:: Aim of the task ::
Show all lines containing "name" from the data below.

:: Records supplied ::
- - -

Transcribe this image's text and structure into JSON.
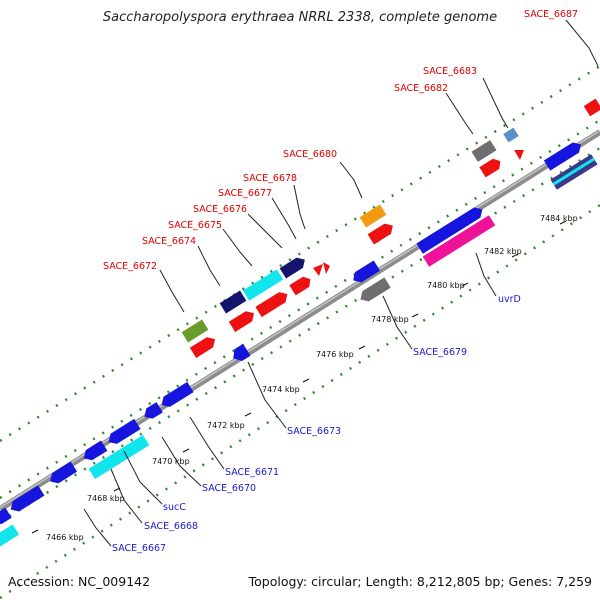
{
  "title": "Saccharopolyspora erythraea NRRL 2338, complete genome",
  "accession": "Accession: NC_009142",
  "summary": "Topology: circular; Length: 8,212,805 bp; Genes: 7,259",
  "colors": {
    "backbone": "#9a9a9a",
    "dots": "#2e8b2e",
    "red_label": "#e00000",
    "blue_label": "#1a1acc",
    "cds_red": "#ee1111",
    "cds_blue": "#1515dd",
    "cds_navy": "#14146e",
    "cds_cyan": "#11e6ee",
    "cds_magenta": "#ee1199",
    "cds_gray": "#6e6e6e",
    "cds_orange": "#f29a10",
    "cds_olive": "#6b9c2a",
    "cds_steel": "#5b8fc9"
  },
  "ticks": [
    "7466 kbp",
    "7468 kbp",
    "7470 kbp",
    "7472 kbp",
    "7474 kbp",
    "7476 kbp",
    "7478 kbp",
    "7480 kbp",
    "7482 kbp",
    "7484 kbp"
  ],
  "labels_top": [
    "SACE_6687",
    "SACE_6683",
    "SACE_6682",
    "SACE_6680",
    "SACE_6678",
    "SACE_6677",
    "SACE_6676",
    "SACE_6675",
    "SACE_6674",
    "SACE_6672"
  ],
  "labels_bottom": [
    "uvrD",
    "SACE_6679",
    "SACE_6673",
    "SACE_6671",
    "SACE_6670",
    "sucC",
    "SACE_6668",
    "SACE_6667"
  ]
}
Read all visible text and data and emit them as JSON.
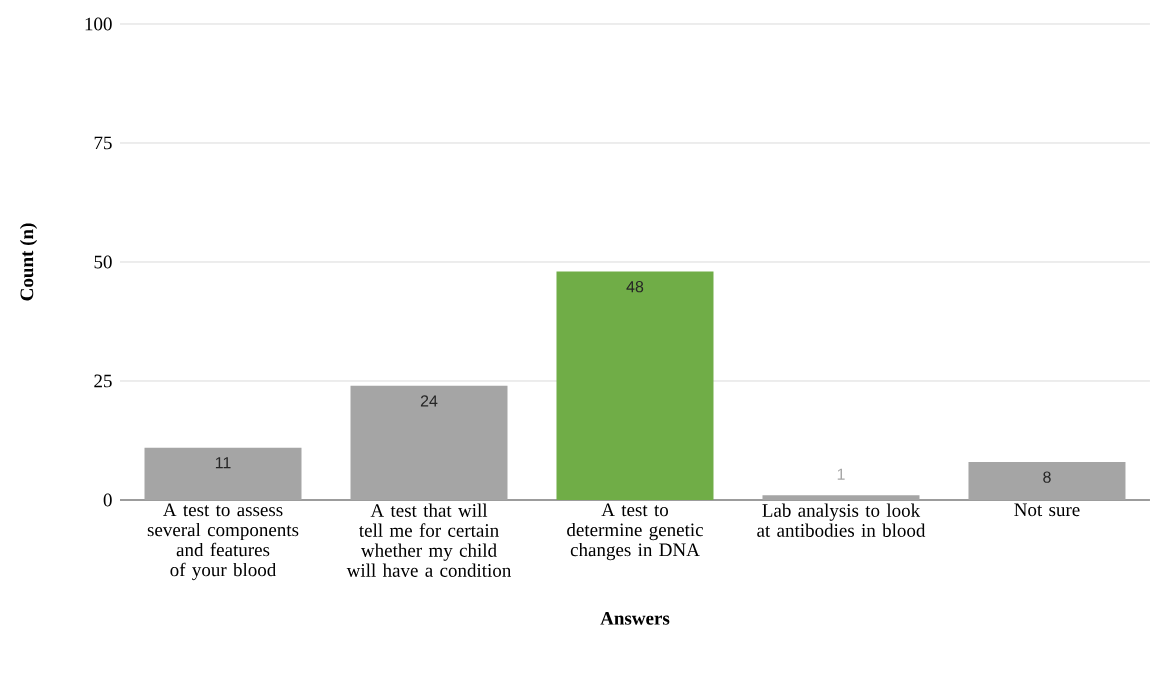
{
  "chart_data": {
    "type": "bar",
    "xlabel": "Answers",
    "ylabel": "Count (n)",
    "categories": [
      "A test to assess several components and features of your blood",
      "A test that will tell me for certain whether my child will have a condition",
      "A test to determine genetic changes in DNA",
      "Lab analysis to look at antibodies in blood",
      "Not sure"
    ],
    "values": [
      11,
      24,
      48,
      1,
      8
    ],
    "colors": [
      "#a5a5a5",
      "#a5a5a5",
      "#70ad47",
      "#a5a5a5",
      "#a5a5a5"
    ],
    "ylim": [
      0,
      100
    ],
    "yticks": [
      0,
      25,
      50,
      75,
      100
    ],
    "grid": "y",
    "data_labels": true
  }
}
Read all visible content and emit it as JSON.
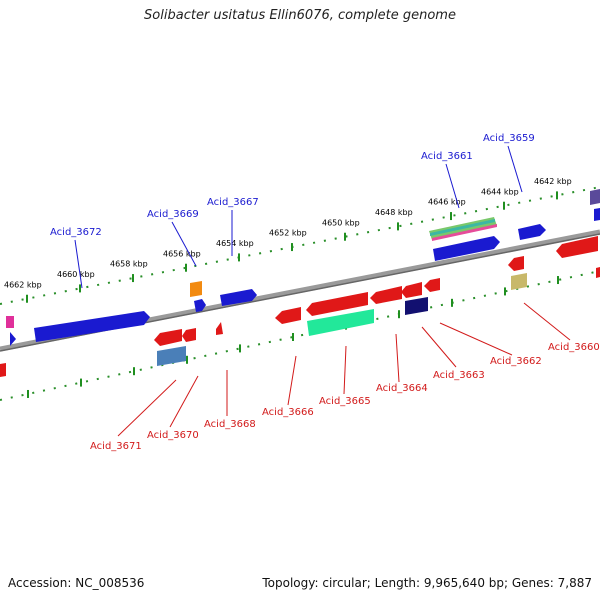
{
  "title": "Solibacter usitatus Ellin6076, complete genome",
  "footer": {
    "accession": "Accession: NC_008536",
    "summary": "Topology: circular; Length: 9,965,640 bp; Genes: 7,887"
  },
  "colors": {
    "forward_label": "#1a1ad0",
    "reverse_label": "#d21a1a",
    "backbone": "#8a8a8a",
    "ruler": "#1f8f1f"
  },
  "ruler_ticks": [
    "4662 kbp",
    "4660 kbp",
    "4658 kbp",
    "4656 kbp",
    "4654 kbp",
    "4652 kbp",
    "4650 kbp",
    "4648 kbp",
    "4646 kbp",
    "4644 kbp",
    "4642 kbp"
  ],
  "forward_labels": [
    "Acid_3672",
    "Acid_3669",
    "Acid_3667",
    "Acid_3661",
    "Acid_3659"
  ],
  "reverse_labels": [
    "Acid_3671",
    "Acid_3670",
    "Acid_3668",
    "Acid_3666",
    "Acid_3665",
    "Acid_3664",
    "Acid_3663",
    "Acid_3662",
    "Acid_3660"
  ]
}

- - -

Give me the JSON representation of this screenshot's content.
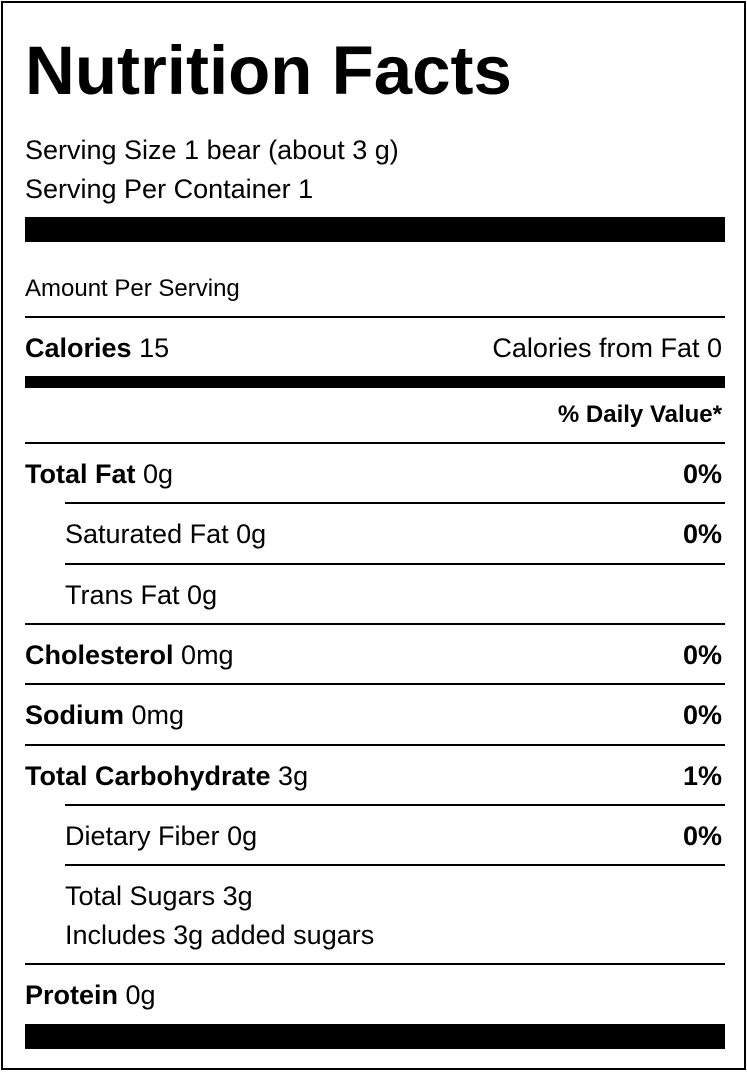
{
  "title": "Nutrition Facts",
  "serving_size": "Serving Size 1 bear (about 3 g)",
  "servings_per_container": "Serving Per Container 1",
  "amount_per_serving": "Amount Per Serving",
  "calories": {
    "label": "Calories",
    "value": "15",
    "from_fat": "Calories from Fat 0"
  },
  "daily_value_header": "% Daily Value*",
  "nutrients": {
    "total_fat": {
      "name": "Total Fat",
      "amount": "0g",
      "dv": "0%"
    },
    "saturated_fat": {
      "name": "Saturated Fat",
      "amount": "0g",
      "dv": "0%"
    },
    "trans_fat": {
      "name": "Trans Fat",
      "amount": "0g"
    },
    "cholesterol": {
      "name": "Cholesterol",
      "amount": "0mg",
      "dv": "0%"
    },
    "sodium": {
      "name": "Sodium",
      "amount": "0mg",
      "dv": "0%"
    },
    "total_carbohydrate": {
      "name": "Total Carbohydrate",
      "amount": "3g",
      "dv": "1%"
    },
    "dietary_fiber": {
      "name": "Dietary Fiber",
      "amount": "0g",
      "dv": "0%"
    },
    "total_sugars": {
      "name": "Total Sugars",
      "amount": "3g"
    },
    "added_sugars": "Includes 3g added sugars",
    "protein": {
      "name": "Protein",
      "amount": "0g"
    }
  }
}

- - -

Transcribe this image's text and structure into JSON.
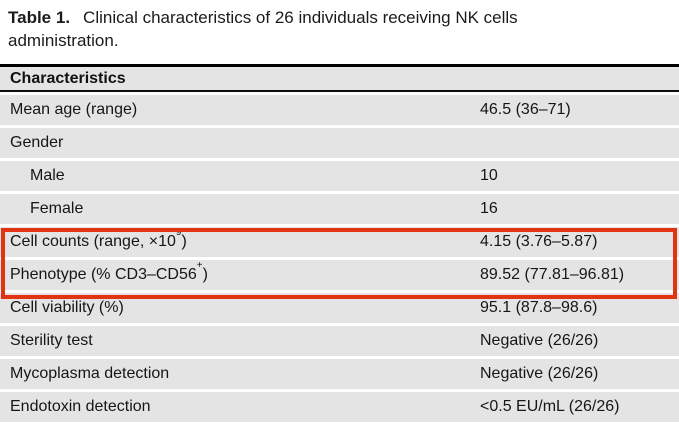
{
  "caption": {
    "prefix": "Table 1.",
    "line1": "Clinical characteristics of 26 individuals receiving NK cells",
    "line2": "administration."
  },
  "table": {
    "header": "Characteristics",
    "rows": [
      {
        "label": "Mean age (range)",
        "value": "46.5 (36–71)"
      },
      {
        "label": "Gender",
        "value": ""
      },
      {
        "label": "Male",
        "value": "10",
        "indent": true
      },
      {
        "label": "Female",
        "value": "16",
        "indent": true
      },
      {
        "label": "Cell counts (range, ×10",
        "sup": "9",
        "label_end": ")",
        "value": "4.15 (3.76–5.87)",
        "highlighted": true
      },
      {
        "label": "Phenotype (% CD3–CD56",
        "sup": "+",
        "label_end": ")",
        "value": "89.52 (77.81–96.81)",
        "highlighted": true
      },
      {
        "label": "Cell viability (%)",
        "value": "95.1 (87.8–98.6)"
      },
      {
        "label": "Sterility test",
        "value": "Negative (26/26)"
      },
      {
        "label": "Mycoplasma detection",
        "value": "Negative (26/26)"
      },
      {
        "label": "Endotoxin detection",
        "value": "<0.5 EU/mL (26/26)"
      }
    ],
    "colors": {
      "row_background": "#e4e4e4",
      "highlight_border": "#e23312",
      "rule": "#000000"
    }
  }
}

- - -

:: Solution to this exercise ::
      "name": "Total Fat",
      "name": "Saturated Fat",
      "name": "Trans Fat",
      "name": "Cholesterol",
      "name": "Sodium",
      "name": "Total Carbohydrate",
      "name": "Dietary Fiber",
      "name": "Total Sugars",
      "name": "Protein",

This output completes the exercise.